## WHAT NEEDS TO BE DONE
Write out the listing below exactly, and omit any images you find in it.

╭─ AVAILABLE RECORDS

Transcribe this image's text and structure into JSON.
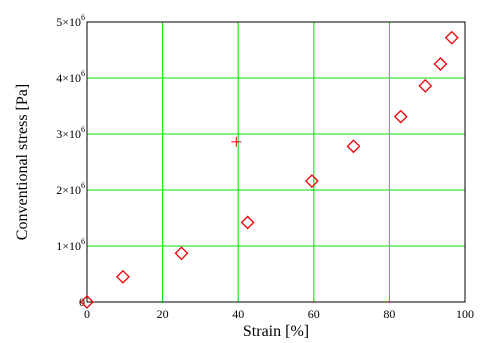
{
  "chart_data": {
    "type": "scatter",
    "title": "",
    "xlabel": "Strain [%]",
    "ylabel": "Conventional stress [Pa]",
    "xlim": [
      0,
      100
    ],
    "ylim": [
      0,
      5000000
    ],
    "x_ticks": [
      {
        "value": 0,
        "label": "0"
      },
      {
        "value": 20,
        "label": "20"
      },
      {
        "value": 40,
        "label": "40"
      },
      {
        "value": 60,
        "label": "60"
      },
      {
        "value": 80,
        "label": "80"
      },
      {
        "value": 100,
        "label": "100"
      }
    ],
    "y_ticks": [
      {
        "value": 0,
        "base": "0",
        "exp": ""
      },
      {
        "value": 1000000,
        "base": "1×10",
        "exp": "6"
      },
      {
        "value": 2000000,
        "base": "2×10",
        "exp": "6"
      },
      {
        "value": 3000000,
        "base": "3×10",
        "exp": "6"
      },
      {
        "value": 4000000,
        "base": "4×10",
        "exp": "6"
      },
      {
        "value": 5000000,
        "base": "5×10",
        "exp": "6"
      }
    ],
    "grid": true,
    "grid_color": "#00dd00",
    "marker_color": "#ee0000",
    "series": [
      {
        "marker": "diamond",
        "points": [
          {
            "x": 0,
            "y": 0
          },
          {
            "x": 9.5,
            "y": 450000
          },
          {
            "x": 25,
            "y": 870000
          },
          {
            "x": 42.5,
            "y": 1420000
          },
          {
            "x": 59.5,
            "y": 2160000
          },
          {
            "x": 70.5,
            "y": 2780000
          },
          {
            "x": 83,
            "y": 3310000
          },
          {
            "x": 89.5,
            "y": 3860000
          },
          {
            "x": 93.5,
            "y": 4250000
          },
          {
            "x": 96.5,
            "y": 4720000
          }
        ]
      },
      {
        "marker": "plus",
        "points": [
          {
            "x": 39.5,
            "y": 2860000
          }
        ]
      }
    ]
  }
}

╰─

## SOLUTION TO THE PROBLEM
Transcribe this image's text and structure into JSON.
{
  "chart_data": {
    "type": "scatter",
    "title": "",
    "xlabel": "Strain [%]",
    "ylabel": "Conventional stress [Pa]",
    "xlim": [
      0,
      100
    ],
    "ylim": [
      0,
      5000000
    ],
    "x_ticks": [
      {
        "value": 0,
        "label": "0"
      },
      {
        "value": 20,
        "label": "20"
      },
      {
        "value": 40,
        "label": "40"
      },
      {
        "value": 60,
        "label": "60"
      },
      {
        "value": 80,
        "label": "80"
      },
      {
        "value": 100,
        "label": "100"
      }
    ],
    "y_ticks": [
      {
        "value": 0,
        "base": "0",
        "exp": ""
      },
      {
        "value": 1000000,
        "base": "1×10",
        "exp": "6"
      },
      {
        "value": 2000000,
        "base": "2×10",
        "exp": "6"
      },
      {
        "value": 3000000,
        "base": "3×10",
        "exp": "6"
      },
      {
        "value": 4000000,
        "base": "4×10",
        "exp": "6"
      },
      {
        "value": 5000000,
        "base": "5×10",
        "exp": "6"
      }
    ],
    "grid": true,
    "grid_color": "#00dd00",
    "marker_color": "#ee0000",
    "series": [
      {
        "marker": "diamond",
        "points": [
          {
            "x": 0,
            "y": 0
          },
          {
            "x": 9.5,
            "y": 450000
          },
          {
            "x": 25,
            "y": 870000
          },
          {
            "x": 42.5,
            "y": 1420000
          },
          {
            "x": 59.5,
            "y": 2160000
          },
          {
            "x": 70.5,
            "y": 2780000
          },
          {
            "x": 83,
            "y": 3310000
          },
          {
            "x": 89.5,
            "y": 3860000
          },
          {
            "x": 93.5,
            "y": 4250000
          },
          {
            "x": 96.5,
            "y": 4720000
          }
        ]
      },
      {
        "marker": "plus",
        "points": [
          {
            "x": 39.5,
            "y": 2860000
          }
        ]
      }
    ]
  }
}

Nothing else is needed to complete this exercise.